### WHAT TO PRODUCE
Wherever the word "amount" shows up in a line, please copy that line.

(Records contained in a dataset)
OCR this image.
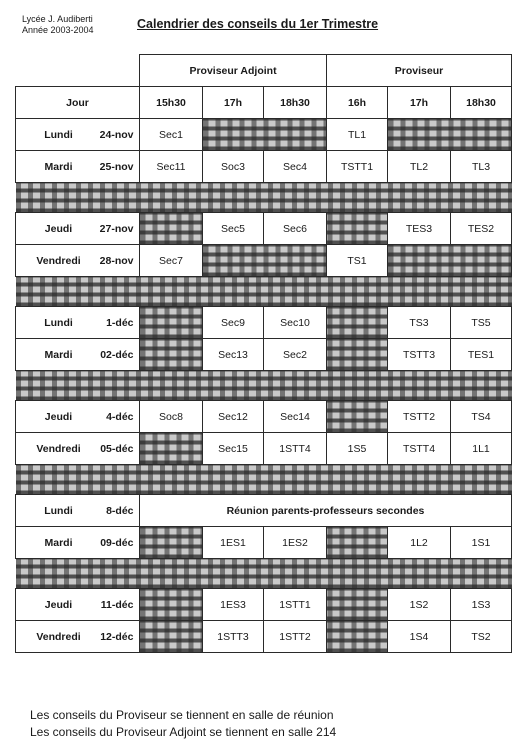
Lycée J. Audiberti
Année 2003-2004	Calendrier des conseils du 1er Trimestre
	Proviseur Adjoint			Proviseur		
Jour	15h30	17h	18h30	16h	17h	18h30
Lundi 24-nov	Sec1			TL1		
Mardi 25-nov	Sec11	Soc3	Sec4	TSTT1	TL2	TL3

Jeudi 27-nov		Sec5	Sec6		TES3	TES2
Vendredi 28-nov	Sec7			TS1		

Lundi 1-déc		Sec9	Sec10		TS3	TS5
Mardi 02-déc		Sec13	Sec2		TSTT3	TES1

Jeudi 4-déc	Soc8	Sec12	Sec14		TSTT2	TS4
Vendredi 05-déc		Sec15	1STT4	1S5	TSTT4	1L1

Lundi 8-déc	Réunion parents-professeurs secondes					
Mardi 09-déc		1ES1	1ES2		1L2	1S1

Jeudi 11-déc		1ES3	1STT1		1S2	1S3
Vendredi 12-déc		1STT3	1STT2		1S4	TS2
Les conseils du Proviseur se tiennent en salle de réunion
Les conseils du Proviseur Adjoint se tiennent en salle 214
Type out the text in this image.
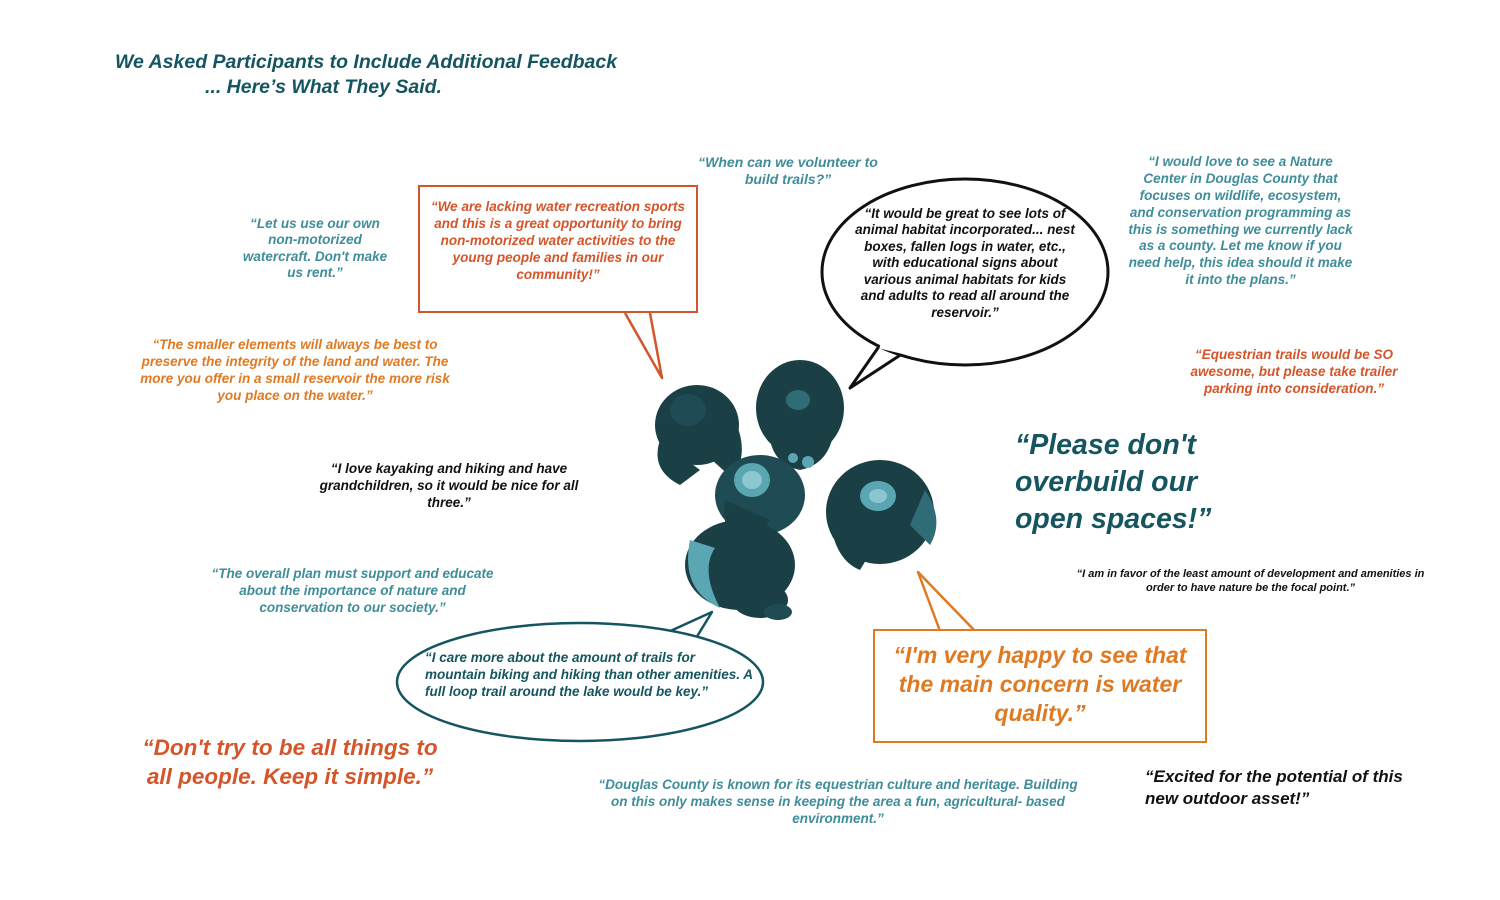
We Asked Participants to Include Additional Feedback
... Here’s What They Said.

“When can we volunteer to build trails?”

“Let us use our own non-motorized watercraft. Don't make us rent.”

“We are lacking water recreation sports and this is a great opportunity to bring non-motorized water activities to the young people and families in our community!”

“It would be great to see lots of animal habitat incorporated... nest boxes, fallen logs in water, etc., with educational signs about various animal habitats for kids and adults to read all around the reservoir.”

“I would love to see a Nature Center in Douglas County that focuses on wildlife, ecosystem, and conservation programming as this is something we currently lack as a county. Let me know if you need help, this idea should it make it into the plans.”

“The smaller elements will always be best to preserve the integrity of the land and water. The more you offer in a small reservoir the more risk you place on the water.”

“Equestrian trails would be SO awesome, but please take trailer parking into consideration.”

“I love kayaking and hiking and have grandchildren, so it would be nice for all three.”

“Please don't overbuild our open spaces!”

“I am in favor of the least amount of development and amenities in order to have nature be the focal point.”

“The overall plan must support and educate about the importance of nature and conservation to our society.”

“I care more about the amount of trails for mountain biking and hiking than other amenities. A full loop trail around the lake would be key.”

“I'm very happy to see that the main concern is water quality.”

“Don't try to be all things to all people. Keep it simple.”	“Douglas County is known for its equestrian culture and heritage. Building on this only makes sense in keeping the area a fun, agricultural- based environment.”

“Excited for the potential of this new outdoor asset!”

### SOLUTION TO THE EXERCISE
“I am in favor of the least amount of development and amenities in order to have nature be the focal point.”
“I care more about the amount of trails for mountain biking and hiking than other amenities. A full loop trail around the lake would be key.”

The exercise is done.